- _Work instructions_:
Track down the lines that contain "urgences" and copy them.

* begin Task inputs *

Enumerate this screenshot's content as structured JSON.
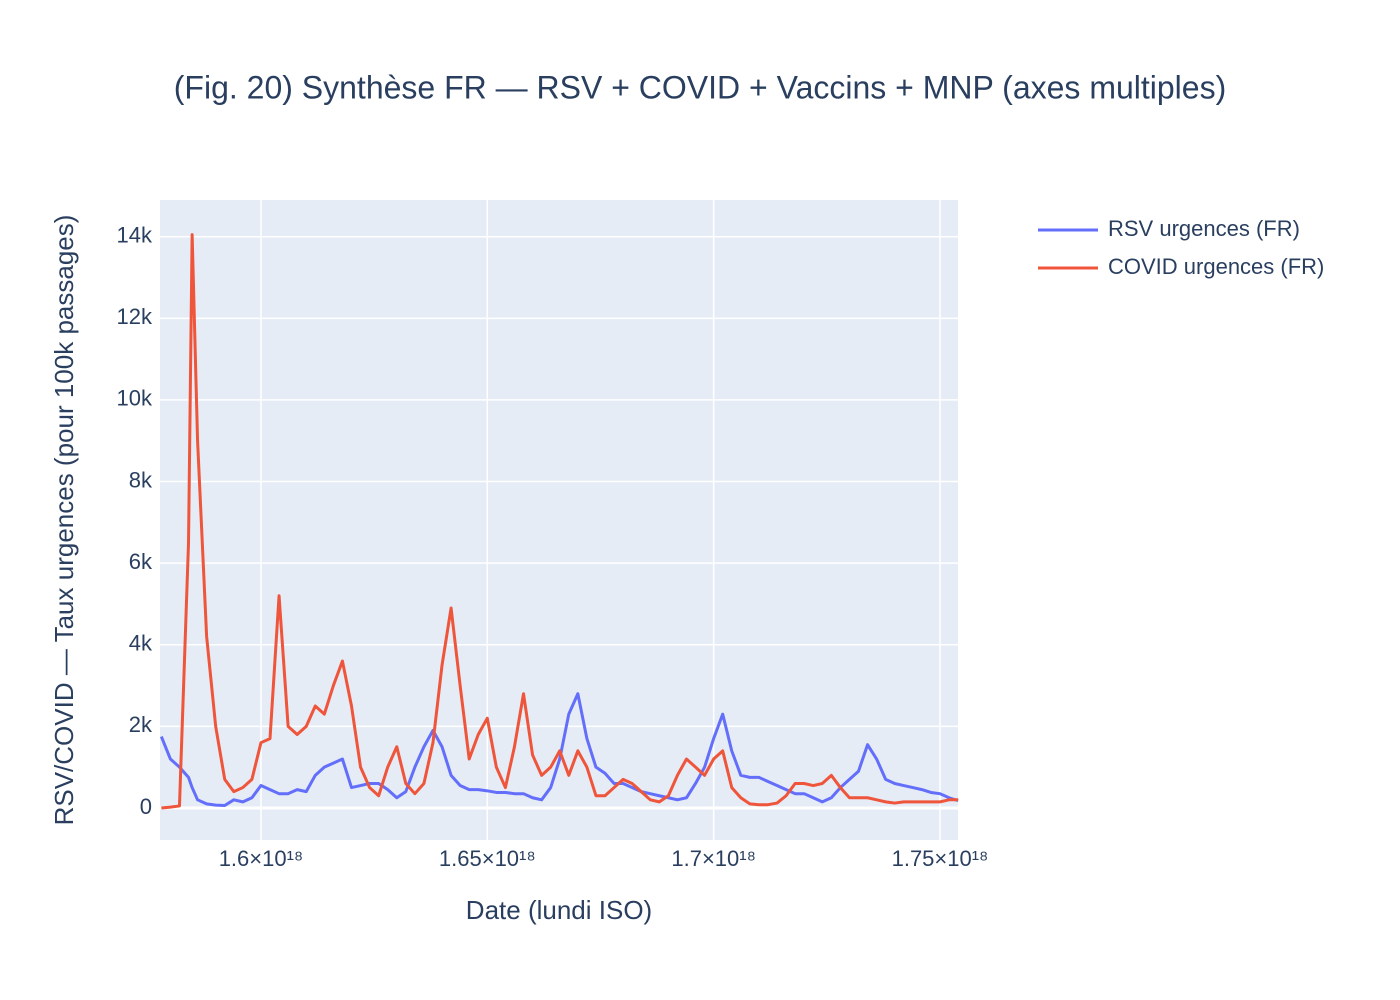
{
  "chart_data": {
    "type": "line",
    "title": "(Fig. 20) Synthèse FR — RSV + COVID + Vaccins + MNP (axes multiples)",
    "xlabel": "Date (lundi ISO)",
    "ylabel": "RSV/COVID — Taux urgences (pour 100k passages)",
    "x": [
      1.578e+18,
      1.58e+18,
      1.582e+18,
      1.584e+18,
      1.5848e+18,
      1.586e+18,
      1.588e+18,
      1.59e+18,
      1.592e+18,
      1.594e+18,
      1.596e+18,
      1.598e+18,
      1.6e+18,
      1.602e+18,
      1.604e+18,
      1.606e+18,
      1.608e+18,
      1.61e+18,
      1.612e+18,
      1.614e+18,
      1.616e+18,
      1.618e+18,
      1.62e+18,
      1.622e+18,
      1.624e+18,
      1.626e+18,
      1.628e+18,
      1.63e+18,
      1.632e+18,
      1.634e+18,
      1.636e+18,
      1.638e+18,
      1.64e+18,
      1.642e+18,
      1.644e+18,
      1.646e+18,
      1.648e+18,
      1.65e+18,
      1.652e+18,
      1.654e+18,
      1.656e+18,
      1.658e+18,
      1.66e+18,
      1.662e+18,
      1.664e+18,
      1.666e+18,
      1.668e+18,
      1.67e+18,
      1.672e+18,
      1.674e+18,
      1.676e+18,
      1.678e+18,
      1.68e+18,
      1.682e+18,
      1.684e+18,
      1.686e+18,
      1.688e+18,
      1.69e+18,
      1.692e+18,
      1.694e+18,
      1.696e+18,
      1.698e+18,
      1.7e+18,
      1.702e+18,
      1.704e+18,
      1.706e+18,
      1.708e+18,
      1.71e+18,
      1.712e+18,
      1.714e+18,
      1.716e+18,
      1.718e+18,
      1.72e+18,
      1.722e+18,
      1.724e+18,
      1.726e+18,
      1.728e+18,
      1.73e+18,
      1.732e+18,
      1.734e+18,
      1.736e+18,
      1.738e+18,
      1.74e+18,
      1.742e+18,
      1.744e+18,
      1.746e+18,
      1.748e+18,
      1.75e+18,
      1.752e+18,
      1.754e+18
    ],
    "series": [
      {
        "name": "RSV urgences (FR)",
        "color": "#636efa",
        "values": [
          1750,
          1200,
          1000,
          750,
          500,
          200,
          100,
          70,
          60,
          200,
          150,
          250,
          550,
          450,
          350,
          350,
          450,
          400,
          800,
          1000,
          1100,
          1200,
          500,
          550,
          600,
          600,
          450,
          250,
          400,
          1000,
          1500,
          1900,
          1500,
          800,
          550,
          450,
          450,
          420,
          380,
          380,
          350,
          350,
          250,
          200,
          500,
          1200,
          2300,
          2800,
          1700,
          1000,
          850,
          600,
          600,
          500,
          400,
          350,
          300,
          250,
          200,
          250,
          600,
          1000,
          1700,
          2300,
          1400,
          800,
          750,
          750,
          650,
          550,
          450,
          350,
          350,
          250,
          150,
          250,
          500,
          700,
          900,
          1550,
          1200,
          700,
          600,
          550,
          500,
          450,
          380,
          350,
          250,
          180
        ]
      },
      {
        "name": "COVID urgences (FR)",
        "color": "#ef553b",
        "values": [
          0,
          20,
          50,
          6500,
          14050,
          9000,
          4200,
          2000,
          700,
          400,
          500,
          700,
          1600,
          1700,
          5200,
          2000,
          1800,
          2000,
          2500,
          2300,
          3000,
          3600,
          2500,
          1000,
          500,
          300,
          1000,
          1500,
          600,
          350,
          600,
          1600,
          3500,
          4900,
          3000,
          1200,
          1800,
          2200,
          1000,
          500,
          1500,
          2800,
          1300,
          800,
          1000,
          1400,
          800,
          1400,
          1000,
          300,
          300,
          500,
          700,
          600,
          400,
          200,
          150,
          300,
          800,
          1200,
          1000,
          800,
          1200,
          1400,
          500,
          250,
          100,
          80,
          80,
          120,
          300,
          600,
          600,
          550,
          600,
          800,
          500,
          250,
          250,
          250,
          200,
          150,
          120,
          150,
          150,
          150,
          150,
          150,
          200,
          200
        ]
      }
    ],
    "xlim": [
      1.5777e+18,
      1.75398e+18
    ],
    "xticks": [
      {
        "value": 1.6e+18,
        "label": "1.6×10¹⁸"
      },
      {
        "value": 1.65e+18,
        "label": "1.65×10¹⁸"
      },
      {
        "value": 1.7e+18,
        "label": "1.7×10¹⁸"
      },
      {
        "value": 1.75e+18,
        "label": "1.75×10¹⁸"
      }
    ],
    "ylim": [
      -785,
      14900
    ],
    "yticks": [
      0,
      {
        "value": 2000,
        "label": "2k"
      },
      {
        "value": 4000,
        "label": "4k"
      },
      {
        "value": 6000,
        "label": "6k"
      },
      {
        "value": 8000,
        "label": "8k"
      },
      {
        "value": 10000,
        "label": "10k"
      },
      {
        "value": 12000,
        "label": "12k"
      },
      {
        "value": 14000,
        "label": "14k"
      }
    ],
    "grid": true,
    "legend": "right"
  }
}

* end Task inputs *

- _Task result_:
    "ylabel": "RSV/COVID — Taux urgences (pour 100k passages)",
        "name": "RSV urgences (FR)",
        "name": "COVID urgences (FR)",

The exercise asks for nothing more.